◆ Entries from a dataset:
##############################
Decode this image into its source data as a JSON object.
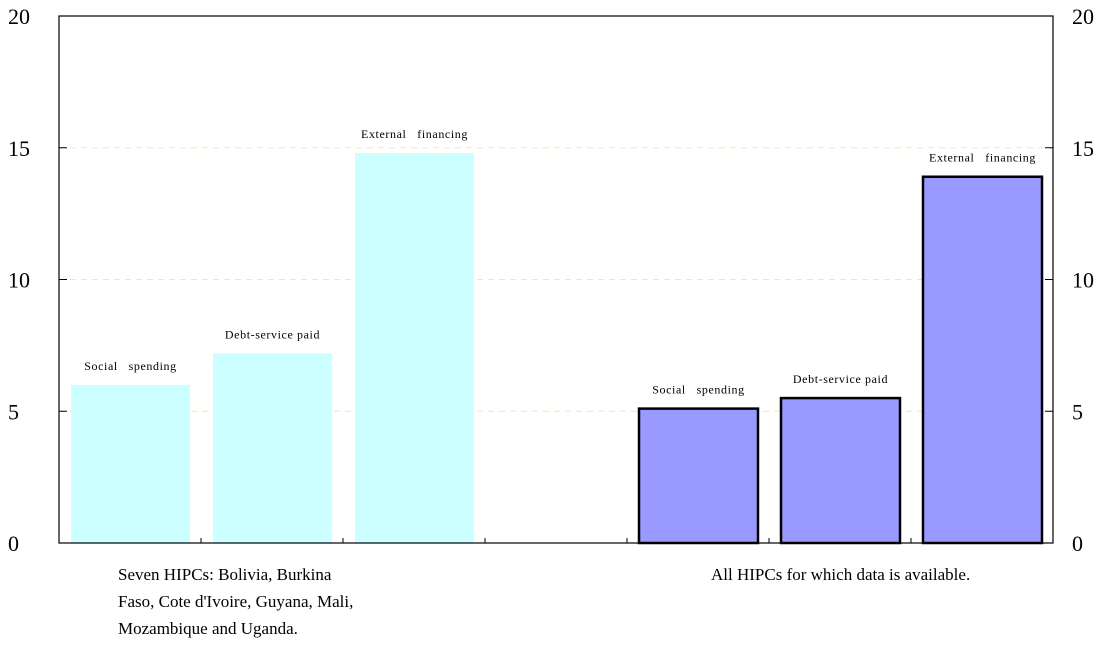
{
  "chart_data": {
    "type": "bar",
    "ylim": [
      0,
      20
    ],
    "yticks": [
      0,
      5,
      10,
      15,
      20
    ],
    "grid": "horizontal-dashed",
    "axes": "dual-y",
    "groups": [
      {
        "caption": "Seven HIPCs: Bolivia, Burkina Faso, Cote d'Ivoire, Guyana, Mali, Mozambique and Uganda.",
        "color": "#ccffff",
        "outline": false,
        "categories": [
          "Social   spending",
          "Debt-service paid",
          "External   financing"
        ],
        "values": [
          6.0,
          7.2,
          14.8
        ]
      },
      {
        "caption": "All HIPCs for which data is available.",
        "color": "#9999ff",
        "outline": true,
        "categories": [
          "Social   spending",
          "Debt-service paid",
          "External   financing"
        ],
        "values": [
          5.1,
          5.5,
          13.9
        ]
      }
    ]
  }
}
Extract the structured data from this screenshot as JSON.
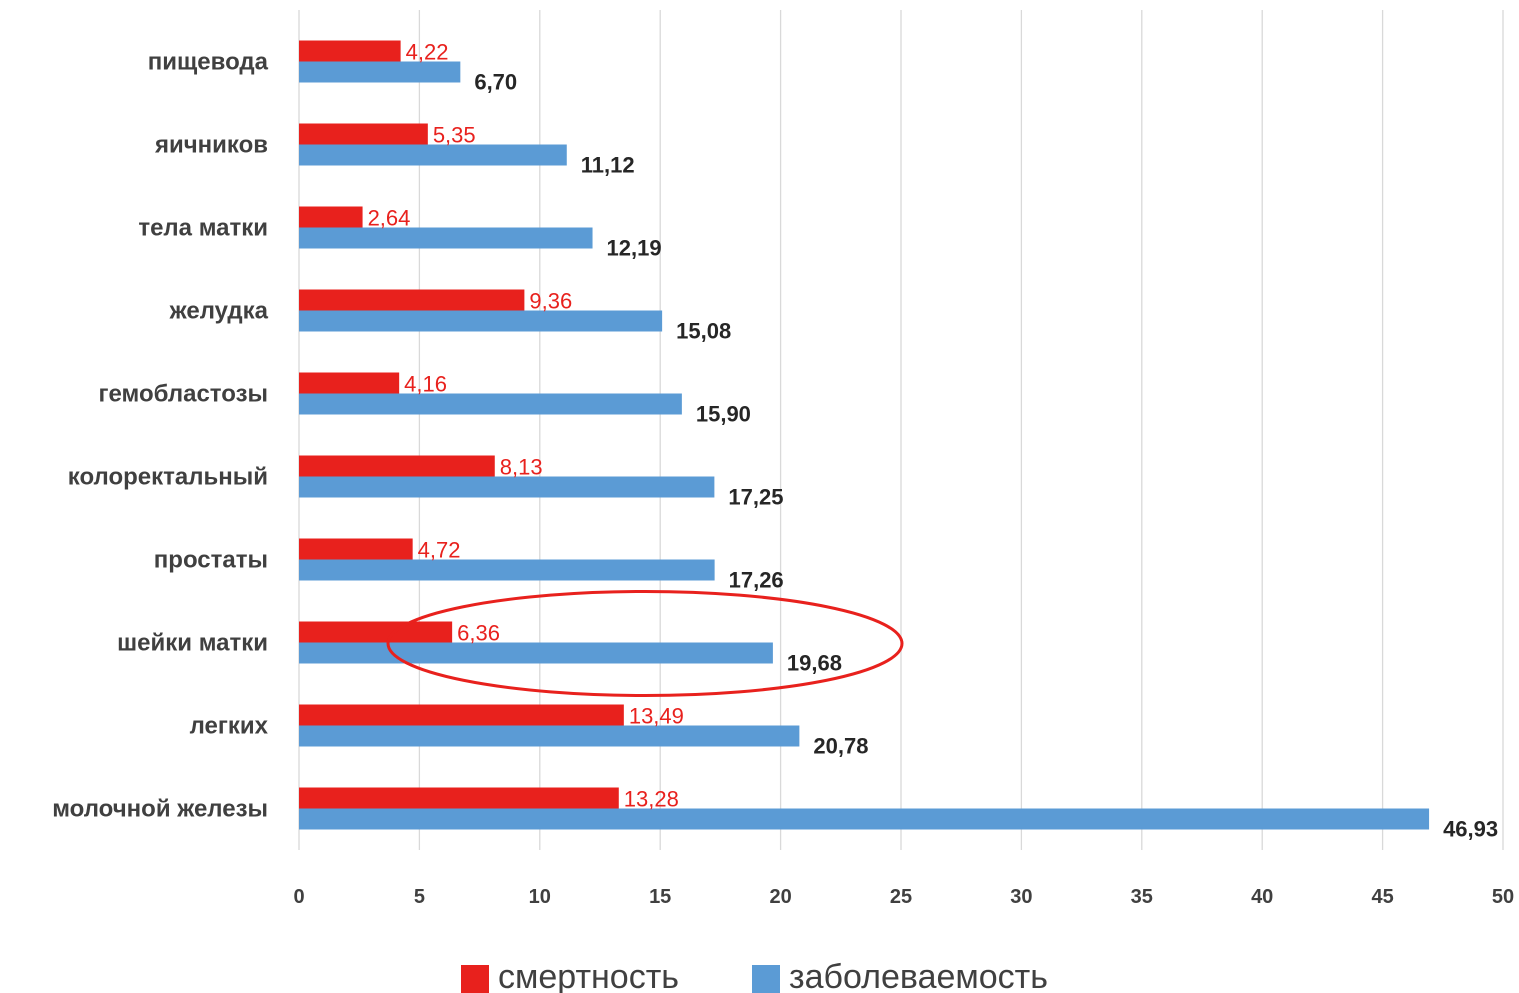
{
  "chart_data": {
    "type": "bar",
    "orientation": "horizontal",
    "categories": [
      "пищевода",
      "яичников",
      "тела матки",
      "желудка",
      "гемобластозы",
      "колоректальный",
      "простаты",
      "шейки матки",
      "легких",
      "молочной железы"
    ],
    "series": [
      {
        "name": "смертность",
        "values": [
          4.22,
          5.35,
          2.64,
          9.36,
          4.16,
          8.13,
          4.72,
          6.36,
          13.49,
          13.28
        ],
        "labels": [
          "4,22",
          "5,35",
          "2,64",
          "9,36",
          "4,16",
          "8,13",
          "4,72",
          "6,36",
          "13,49",
          "13,28"
        ],
        "color": "#e8211d"
      },
      {
        "name": "заболеваемость",
        "values": [
          6.7,
          11.12,
          12.19,
          15.08,
          15.9,
          17.25,
          17.26,
          19.68,
          20.78,
          46.93
        ],
        "labels": [
          "6,70",
          "11,12",
          "12,19",
          "15,08",
          "15,90",
          "17,25",
          "17,26",
          "19,68",
          "20,78",
          "46,93"
        ],
        "color": "#5b9bd5"
      }
    ],
    "xlim": [
      0,
      50
    ],
    "xticks": [
      "0",
      "5",
      "10",
      "15",
      "20",
      "25",
      "30",
      "35",
      "40",
      "45",
      "50"
    ],
    "grid": true,
    "legend": "bottom",
    "highlight": {
      "shape": "ellipse",
      "category": "шейки матки",
      "color": "#e8211d"
    }
  }
}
##############################
◆ Task: Quote the records above exactly, leaving out any pictures.

◆ Final result:
Decode this image into its source data as a JSON object.
{
  "chart_data": {
    "type": "bar",
    "ylim": [
      0,
      20
    ],
    "yticks": [
      0,
      5,
      10,
      15,
      20
    ],
    "grid": "horizontal-dashed",
    "axes": "dual-y",
    "groups": [
      {
        "caption": "Seven HIPCs: Bolivia, Burkina Faso, Cote d'Ivoire, Guyana, Mali, Mozambique and Uganda.",
        "color": "#ccffff",
        "outline": false,
        "categories": [
          "Social   spending",
          "Debt-service paid",
          "External   financing"
        ],
        "values": [
          6.0,
          7.2,
          14.8
        ]
      },
      {
        "caption": "All HIPCs for which data is available.",
        "color": "#9999ff",
        "outline": true,
        "categories": [
          "Social   spending",
          "Debt-service paid",
          "External   financing"
        ],
        "values": [
          5.1,
          5.5,
          13.9
        ]
      }
    ]
  }
}
Extract the structured data from this screenshot as JSON.
{
  "chart_data": {
    "type": "bar",
    "orientation": "horizontal",
    "categories": [
      "пищевода",
      "яичников",
      "тела матки",
      "желудка",
      "гемобластозы",
      "колоректальный",
      "простаты",
      "шейки матки",
      "легких",
      "молочной железы"
    ],
    "series": [
      {
        "name": "смертность",
        "values": [
          4.22,
          5.35,
          2.64,
          9.36,
          4.16,
          8.13,
          4.72,
          6.36,
          13.49,
          13.28
        ],
        "labels": [
          "4,22",
          "5,35",
          "2,64",
          "9,36",
          "4,16",
          "8,13",
          "4,72",
          "6,36",
          "13,49",
          "13,28"
        ],
        "color": "#e8211d"
      },
      {
        "name": "заболеваемость",
        "values": [
          6.7,
          11.12,
          12.19,
          15.08,
          15.9,
          17.25,
          17.26,
          19.68,
          20.78,
          46.93
        ],
        "labels": [
          "6,70",
          "11,12",
          "12,19",
          "15,08",
          "15,90",
          "17,25",
          "17,26",
          "19,68",
          "20,78",
          "46,93"
        ],
        "color": "#5b9bd5"
      }
    ],
    "xlim": [
      0,
      50
    ],
    "xticks": [
      "0",
      "5",
      "10",
      "15",
      "20",
      "25",
      "30",
      "35",
      "40",
      "45",
      "50"
    ],
    "grid": true,
    "legend": "bottom",
    "highlight": {
      "shape": "ellipse",
      "category": "шейки матки",
      "color": "#e8211d"
    }
  }
}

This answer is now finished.